■ Collected data entries ■
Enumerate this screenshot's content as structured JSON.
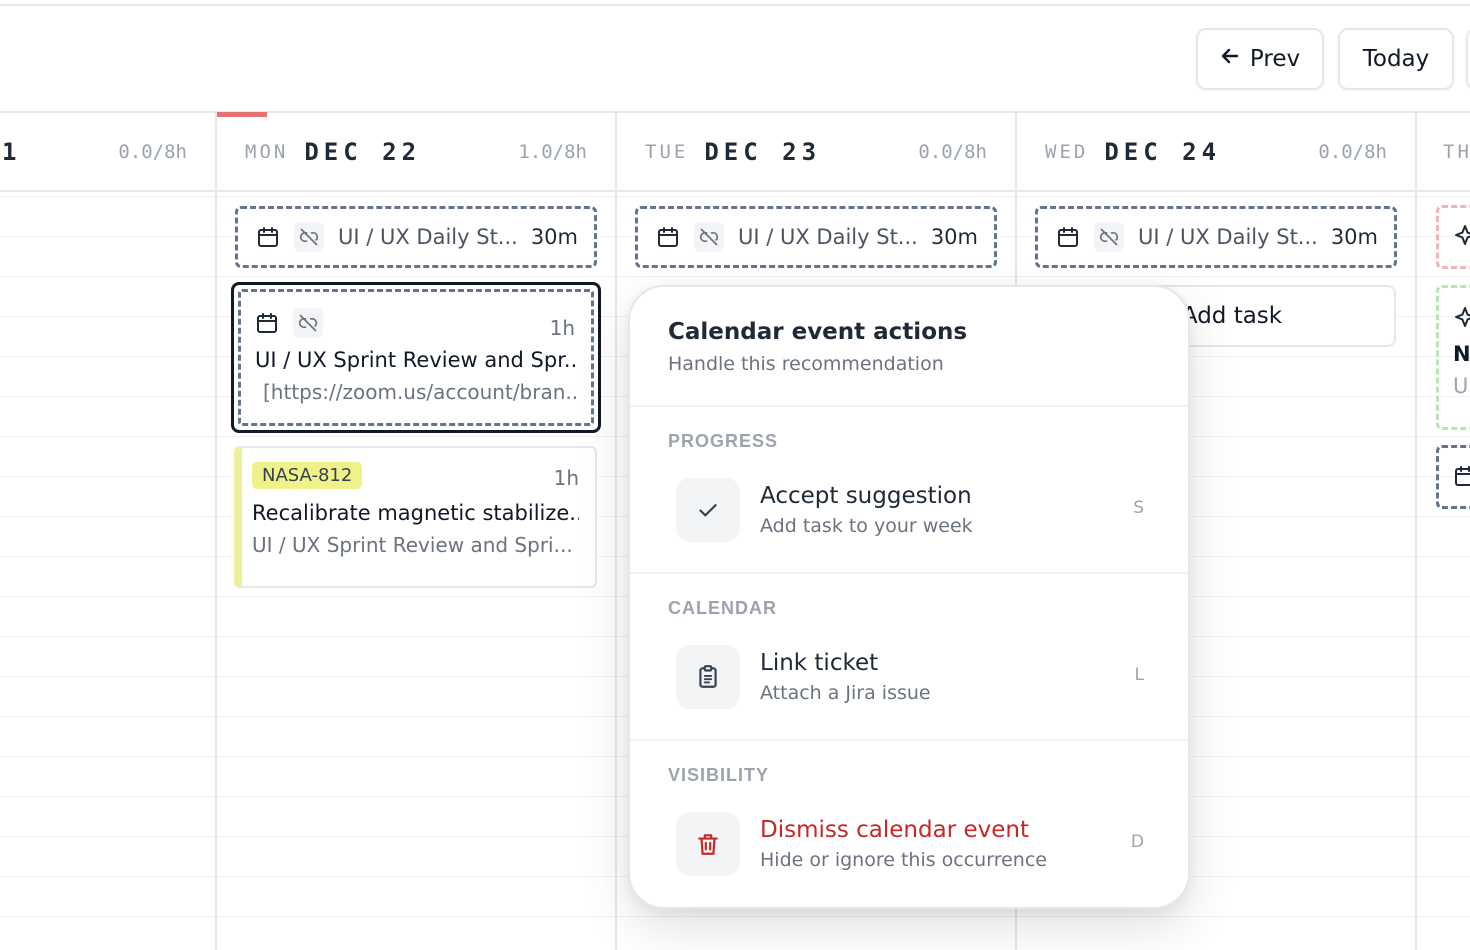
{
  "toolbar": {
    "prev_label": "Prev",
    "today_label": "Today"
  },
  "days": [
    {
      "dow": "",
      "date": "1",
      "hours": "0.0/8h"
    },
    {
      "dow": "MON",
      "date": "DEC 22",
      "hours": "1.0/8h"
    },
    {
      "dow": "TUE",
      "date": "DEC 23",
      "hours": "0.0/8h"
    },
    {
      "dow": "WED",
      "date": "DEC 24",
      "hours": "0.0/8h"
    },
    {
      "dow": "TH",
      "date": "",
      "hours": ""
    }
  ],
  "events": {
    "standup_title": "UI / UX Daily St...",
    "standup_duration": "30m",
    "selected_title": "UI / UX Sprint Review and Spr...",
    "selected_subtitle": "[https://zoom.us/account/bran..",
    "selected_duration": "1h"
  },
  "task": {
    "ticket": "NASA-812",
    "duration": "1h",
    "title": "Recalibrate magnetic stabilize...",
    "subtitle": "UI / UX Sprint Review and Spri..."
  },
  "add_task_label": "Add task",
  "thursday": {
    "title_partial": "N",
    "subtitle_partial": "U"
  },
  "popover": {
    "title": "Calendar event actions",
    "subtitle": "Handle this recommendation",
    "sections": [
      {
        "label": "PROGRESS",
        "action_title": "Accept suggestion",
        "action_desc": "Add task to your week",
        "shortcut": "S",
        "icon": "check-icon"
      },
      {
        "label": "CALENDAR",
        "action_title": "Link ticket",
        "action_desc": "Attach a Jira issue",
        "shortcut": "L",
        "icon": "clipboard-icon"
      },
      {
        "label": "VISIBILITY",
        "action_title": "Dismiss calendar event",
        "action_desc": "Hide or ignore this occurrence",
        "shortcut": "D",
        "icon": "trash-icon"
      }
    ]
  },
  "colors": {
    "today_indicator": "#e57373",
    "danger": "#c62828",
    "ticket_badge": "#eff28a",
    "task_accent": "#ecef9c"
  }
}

■ EXERCISE TASK ■
All of the material above needs to be restated exactly, with no pictures.

■ RESPONSE FOR THIS EXERCISE ■
Enumerate this screenshot's content as structured JSON.
{
  "toolbar": {
    "prev_label": "Prev",
    "today_label": "Today"
  },
  "days": [
    {
      "dow": "",
      "date": "1",
      "hours": "0.0/8h"
    },
    {
      "dow": "MON",
      "date": "DEC 22",
      "hours": "1.0/8h"
    },
    {
      "dow": "TUE",
      "date": "DEC 23",
      "hours": "0.0/8h"
    },
    {
      "dow": "WED",
      "date": "DEC 24",
      "hours": "0.0/8h"
    },
    {
      "dow": "TH",
      "date": "",
      "hours": ""
    }
  ],
  "events": {
    "standup_title": "UI / UX Daily St...",
    "standup_duration": "30m",
    "selected_title": "UI / UX Sprint Review and Spr...",
    "selected_subtitle": "[https://zoom.us/account/bran..",
    "selected_duration": "1h"
  },
  "task": {
    "ticket": "NASA-812",
    "duration": "1h",
    "title": "Recalibrate magnetic stabilize...",
    "subtitle": "UI / UX Sprint Review and Spri..."
  },
  "add_task_label": "Add task",
  "thursday": {
    "title_partial": "N",
    "subtitle_partial": "U"
  },
  "popover": {
    "title": "Calendar event actions",
    "subtitle": "Handle this recommendation",
    "sections": [
      {
        "label": "PROGRESS",
        "action_title": "Accept suggestion",
        "action_desc": "Add task to your week",
        "shortcut": "S",
        "icon": "check-icon"
      },
      {
        "label": "CALENDAR",
        "action_title": "Link ticket",
        "action_desc": "Attach a Jira issue",
        "shortcut": "L",
        "icon": "clipboard-icon"
      },
      {
        "label": "VISIBILITY",
        "action_title": "Dismiss calendar event",
        "action_desc": "Hide or ignore this occurrence",
        "shortcut": "D",
        "icon": "trash-icon"
      }
    ]
  },
  "colors": {
    "today_indicator": "#e57373",
    "danger": "#c62828",
    "ticket_badge": "#eff28a",
    "task_accent": "#ecef9c"
  }
}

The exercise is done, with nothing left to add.